(Objectifs)
1) Relevez toutes les catégories d'agents que la dernière phrase du texte sur la police de l'environnement cite comme concernées par les dispositions.
2) Reprenez le texte sur la police de l'environnement juste après sa dernière phrase et poursuivez-le.

(Texte à lire)
-=-=-

Législation

Police de l’environnement : des prérogatives renforcées

 
Droit - Police de la nature

Nicolas Manthe, DDTM34, nicolas.manthe@herault.gouv.fr

Mathieu Labrande, Ecol'au droit, mathieu.labrande@ecolaudroit.fr

Le renforcement des prérogatives de police judiciaire de la police de l’environnement s’est accentué en 2019 par deux lois : la loi dite justice1 de mars et la loi créant l’Office français de la biodiversité (OFB)2 de juillet.

Prélèvement ADN d'un ouistiti lors d'une saisie.© Thierry Josse - OFB

Prélèvement ADN d'un ouistiti lors d'une saisie.© Thierry Josse - OFB

Depuis juillet 2013, les inspecteurs de l’environnement et les autres agents chargés de protéger l’environnement disposent de prérogatives de Police judiciaire (PJ) étendues pour rechercher et constater les infractions environnementales. La création de l’OFB, en 2020, constitue une nouvelle étape dans la montée en puissance du droit pénal environnemental accompagnant la prise de conscience sociétale de l’importance des enjeux environnementaux. Certaines dispositions sont des adaptations liées à l’expérience acquise depuis 2013 ; d’autres ont pour objectif d’unifier la conduite des enquêtes environnementales au profit des agents spécialisés de la police de l’environnement. Ces dispositions concernent selon les cas tous les policiers de l’environnement y compris ceux de l'ONF, les seuls agents publics, les inspecteurs de l’environnement ou plus spécifiquement encore les inspecteurs de l’environnement affectés à l’OFB.

-=-=-

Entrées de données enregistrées
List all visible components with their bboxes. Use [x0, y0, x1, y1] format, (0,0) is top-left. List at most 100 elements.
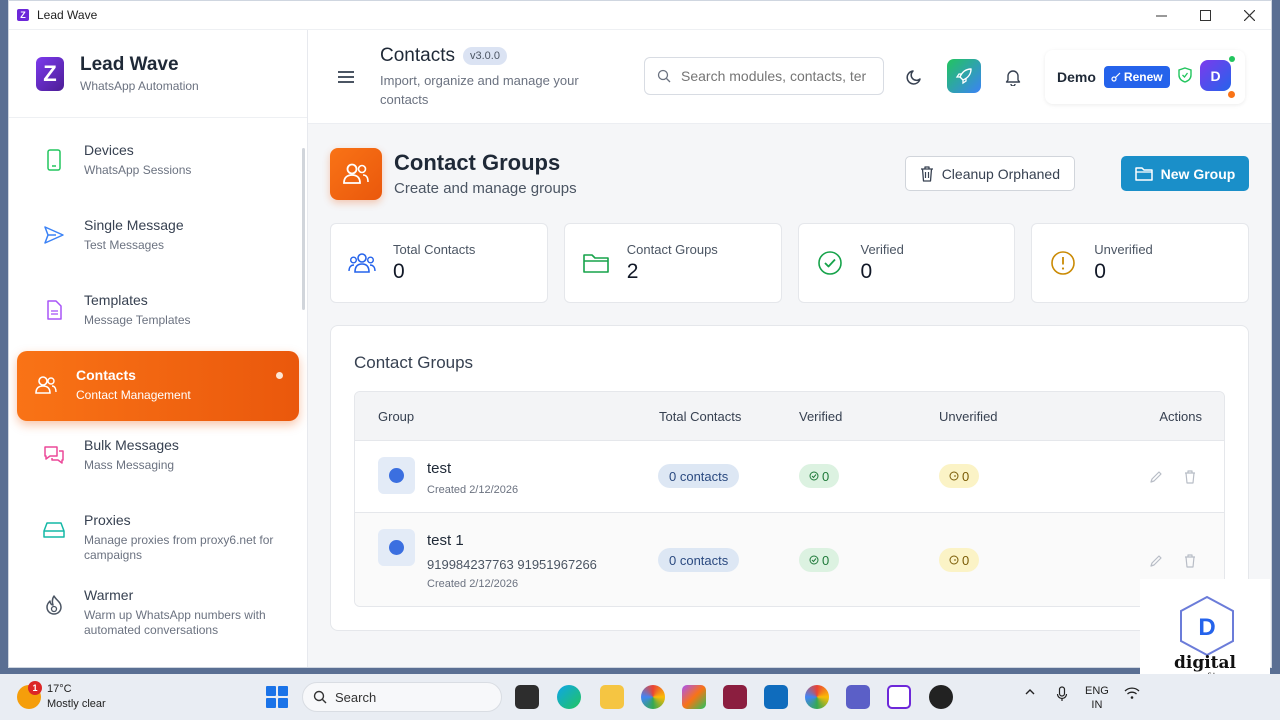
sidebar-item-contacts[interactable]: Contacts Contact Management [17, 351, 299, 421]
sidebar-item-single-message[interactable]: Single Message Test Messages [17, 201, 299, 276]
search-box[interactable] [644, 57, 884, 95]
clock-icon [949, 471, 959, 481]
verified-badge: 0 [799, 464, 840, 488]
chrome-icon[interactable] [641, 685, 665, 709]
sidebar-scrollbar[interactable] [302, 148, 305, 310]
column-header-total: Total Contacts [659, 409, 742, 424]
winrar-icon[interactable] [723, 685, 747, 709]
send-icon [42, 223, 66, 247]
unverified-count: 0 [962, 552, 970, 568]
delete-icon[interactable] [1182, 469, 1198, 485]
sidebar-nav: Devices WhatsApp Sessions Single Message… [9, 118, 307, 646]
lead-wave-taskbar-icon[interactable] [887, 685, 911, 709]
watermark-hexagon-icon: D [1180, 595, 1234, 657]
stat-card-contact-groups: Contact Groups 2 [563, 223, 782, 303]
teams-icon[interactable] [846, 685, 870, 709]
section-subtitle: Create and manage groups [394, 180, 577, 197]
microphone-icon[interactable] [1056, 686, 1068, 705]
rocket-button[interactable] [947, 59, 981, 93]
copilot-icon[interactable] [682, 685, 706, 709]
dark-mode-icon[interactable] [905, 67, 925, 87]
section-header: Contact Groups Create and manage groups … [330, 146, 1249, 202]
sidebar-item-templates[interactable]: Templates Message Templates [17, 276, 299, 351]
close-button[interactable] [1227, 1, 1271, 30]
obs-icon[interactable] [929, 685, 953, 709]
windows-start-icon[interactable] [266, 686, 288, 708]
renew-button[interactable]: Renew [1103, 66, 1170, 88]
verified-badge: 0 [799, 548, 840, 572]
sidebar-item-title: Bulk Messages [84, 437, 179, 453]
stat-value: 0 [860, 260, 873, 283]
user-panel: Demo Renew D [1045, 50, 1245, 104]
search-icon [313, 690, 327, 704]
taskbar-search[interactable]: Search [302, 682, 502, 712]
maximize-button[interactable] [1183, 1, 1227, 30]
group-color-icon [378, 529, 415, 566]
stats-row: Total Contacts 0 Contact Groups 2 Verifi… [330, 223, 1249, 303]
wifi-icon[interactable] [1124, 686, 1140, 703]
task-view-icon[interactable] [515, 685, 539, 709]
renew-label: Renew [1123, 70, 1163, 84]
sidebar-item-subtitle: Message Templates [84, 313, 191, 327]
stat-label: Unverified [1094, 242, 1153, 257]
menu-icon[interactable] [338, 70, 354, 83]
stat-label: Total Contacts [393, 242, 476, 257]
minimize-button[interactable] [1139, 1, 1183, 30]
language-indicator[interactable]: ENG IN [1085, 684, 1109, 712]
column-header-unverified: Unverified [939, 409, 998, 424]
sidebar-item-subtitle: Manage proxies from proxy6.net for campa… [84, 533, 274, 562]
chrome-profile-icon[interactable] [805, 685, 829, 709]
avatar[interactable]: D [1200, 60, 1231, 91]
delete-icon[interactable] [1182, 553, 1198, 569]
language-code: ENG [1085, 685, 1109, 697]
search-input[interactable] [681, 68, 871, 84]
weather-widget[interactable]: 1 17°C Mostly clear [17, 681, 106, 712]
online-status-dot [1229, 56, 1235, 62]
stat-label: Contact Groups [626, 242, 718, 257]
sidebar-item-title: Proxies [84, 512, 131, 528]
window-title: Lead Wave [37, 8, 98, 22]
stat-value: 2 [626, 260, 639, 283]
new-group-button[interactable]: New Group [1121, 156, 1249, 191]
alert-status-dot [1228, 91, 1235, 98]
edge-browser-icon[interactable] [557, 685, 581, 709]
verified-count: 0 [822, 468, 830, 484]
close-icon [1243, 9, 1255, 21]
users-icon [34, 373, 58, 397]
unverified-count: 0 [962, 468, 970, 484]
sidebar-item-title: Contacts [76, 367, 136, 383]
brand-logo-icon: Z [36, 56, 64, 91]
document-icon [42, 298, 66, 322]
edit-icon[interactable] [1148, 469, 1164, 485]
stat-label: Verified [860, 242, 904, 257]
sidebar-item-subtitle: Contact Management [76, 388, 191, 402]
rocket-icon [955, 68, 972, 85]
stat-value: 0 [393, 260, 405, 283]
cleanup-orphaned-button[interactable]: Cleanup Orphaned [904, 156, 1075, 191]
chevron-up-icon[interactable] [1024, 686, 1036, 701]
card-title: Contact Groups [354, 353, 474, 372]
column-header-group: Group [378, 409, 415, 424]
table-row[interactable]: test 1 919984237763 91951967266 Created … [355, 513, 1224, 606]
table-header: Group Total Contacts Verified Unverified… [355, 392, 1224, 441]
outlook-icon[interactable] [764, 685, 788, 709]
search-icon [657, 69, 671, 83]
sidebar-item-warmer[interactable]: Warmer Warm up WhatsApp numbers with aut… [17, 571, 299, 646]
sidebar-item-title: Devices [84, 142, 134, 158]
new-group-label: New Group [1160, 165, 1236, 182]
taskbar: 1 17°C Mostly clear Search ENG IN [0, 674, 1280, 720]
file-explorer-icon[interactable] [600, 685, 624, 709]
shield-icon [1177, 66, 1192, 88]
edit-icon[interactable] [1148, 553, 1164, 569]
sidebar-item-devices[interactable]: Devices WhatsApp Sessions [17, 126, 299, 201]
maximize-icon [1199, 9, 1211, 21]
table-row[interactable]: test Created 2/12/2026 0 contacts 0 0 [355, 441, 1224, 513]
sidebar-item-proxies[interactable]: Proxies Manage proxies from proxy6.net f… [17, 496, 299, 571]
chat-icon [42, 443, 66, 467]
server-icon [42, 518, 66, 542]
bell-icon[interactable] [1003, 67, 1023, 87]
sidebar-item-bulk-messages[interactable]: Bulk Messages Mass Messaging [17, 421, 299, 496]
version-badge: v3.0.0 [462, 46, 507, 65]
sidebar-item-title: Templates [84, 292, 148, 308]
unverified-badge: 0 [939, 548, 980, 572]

-=-=-

(Corrigés des exercices)
1)
- Tous les policiers de l'environnement, y compris ceux de l'ONF
- Les seuls agents publics
- Les inspecteurs de l'environnement
- Plus spécifiquement, les inspecteurs de l'environnement affectés à l'OFB

2)
TOUS LES AGENTS

Nature et gestion des biens saisis

Cette mesure réforme la gestion des biens saisis en fonction de leur nature (mesure de placement, remise dans le milieu, destruction, vente, etc.) Elle prévoit également que tous les animaux et végétaux viables saisis, quel que soit leur statut (domestique, sauvage, dangereux), doivent pouvoir faire l’objet d’une mesure de placement dans un lieu de dépôt prévu à cet effet, à titre transitoire. Cela permettra notamment de gérer les délais transitoires d’exécution en cas d’appel d’une mesure de destruction. Lorsque la conservation de ces animaux, végétaux et objets n’est plus nécessaire à la manifestation de la vérité, les agents habilités pourront, sur autorisation du procureur de la République, effectuer plusieurs types d’actes en fonction des situations :

  • la remise dans leur milieu d’origine s’ils ont été saisis dans un état viable ;
  • La destruction pour les animaux susceptibles de causer des dégâts ;
  • pour les autres animaux et végétaux : le placement (dans un lieu de dépôt, auprès d’une fondation ou d’une association de protection animale), la vente ou encore la destruction ;
  • la destruction pour les objets qualifiés par la loi de dangereux ou nuisibles ou dont la détention est illicite.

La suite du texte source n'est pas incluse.